▶ **WORK TO COMPLETE**
Please condense the paragraph beginning "The row over small boats" in the column on the Channel migrant crisis below into two sentences, keeping its main facts.

▶ **PASSAGE TO READ**
______________________________

Liberals are oblivious to their hypocrisy over the Channel migrant crisis

Michael Deacon

The row over small boats has been raging for a very long time. Yet there’s still one aspect of it that I don’t understand. Since 2016, British liberals have given the consistent impression that the EU is an earthly paradise: prosperous, stable, forward-looking and inclusive. By contrast, they fume, Brexit Britain is a hateful, backward, crumbling, economically doomed dump.
Their position is clear. Yet, whenever anyone suggests that migrants should stay in France – the largest country in the EU – rather than cross the Channel to Britain, liberals are appalled. They react as if it’s unspeakably cruel and inhumane. Logically, however, they should take the opposite view. They should think it’s cruel and inhumane to make the migrants stay in nasty old Britain, rather than the heavenly EU. If anything, British metropolitan liberals should be gathering in their tens of thousands to form a human barrier all the way along the Kent coast, in order to prevent migrants from entering – for their own good. “Turn back immediately!” they should bellow through their loudhailers at every approaching dinghy. “Do not, repeat not, seek sanctuary in Britain! This country is a failing, bigoted, corrupt, austerity-ruined, sewage-sodden, virulently Islamophobic hellhole populated by ghastly Tory-voting gammon who worship statues of slave traders and despise anyone whose skin is any colour but crimson! So for pity’s sake, turn your boats around, and enjoy a glorious new life in elegant, cultured, joyously cosmopolitan France! We’d leap aboard and join you ourselves, if only the stupid Brexiteers hadn’t ended our freedom of movement!”

______________________________

▶ **DATA**
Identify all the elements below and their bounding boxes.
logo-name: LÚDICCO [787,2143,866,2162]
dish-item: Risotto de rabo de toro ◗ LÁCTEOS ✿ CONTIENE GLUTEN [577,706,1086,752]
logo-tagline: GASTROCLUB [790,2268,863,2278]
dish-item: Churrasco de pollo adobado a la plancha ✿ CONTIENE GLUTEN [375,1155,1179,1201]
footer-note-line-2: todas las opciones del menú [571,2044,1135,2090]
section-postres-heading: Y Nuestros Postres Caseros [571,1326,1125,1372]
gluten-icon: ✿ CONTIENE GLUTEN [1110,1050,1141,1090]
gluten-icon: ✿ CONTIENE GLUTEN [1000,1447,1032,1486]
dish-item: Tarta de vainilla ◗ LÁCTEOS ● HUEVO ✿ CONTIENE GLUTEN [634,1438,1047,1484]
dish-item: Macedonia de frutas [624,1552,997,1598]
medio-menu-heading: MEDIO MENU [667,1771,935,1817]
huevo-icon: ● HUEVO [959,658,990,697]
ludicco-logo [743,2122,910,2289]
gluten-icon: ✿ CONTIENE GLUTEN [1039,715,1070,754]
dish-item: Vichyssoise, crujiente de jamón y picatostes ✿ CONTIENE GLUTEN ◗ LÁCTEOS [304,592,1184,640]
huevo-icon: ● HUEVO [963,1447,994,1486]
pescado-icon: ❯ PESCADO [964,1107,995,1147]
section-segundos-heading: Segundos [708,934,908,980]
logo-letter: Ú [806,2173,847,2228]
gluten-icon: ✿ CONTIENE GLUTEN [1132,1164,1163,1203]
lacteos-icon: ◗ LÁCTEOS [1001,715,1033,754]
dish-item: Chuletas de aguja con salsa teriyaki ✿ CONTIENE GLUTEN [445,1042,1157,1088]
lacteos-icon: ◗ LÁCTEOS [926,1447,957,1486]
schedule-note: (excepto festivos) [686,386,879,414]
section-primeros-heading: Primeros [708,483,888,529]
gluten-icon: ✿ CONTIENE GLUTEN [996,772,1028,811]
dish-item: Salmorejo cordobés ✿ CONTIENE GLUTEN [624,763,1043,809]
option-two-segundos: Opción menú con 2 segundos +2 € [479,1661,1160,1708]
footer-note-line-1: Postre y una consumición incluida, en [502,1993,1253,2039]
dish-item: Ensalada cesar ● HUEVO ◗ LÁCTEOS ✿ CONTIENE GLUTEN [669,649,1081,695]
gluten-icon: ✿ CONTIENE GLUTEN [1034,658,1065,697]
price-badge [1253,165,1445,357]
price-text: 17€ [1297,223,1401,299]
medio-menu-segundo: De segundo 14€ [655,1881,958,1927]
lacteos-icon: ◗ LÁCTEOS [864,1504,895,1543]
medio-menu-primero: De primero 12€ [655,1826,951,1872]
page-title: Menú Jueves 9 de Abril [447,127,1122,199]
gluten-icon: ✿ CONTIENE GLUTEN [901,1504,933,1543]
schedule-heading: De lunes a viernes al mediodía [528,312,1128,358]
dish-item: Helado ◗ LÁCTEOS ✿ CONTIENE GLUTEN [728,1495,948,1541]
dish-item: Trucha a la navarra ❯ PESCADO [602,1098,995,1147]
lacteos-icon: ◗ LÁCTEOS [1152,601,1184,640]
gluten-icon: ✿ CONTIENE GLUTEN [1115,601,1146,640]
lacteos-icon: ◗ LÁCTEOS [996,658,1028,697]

______________________________

▶ **SOLUTION FOR THIS PROBLEM**
The writer still finds one aspect of the long-running row over small boats hard to understand. Since 2016, British liberals have portrayed the EU as prosperous, stable, forward-looking and inclusive, while calling Brexit Britain hateful, backward, crumbling and economically doomed.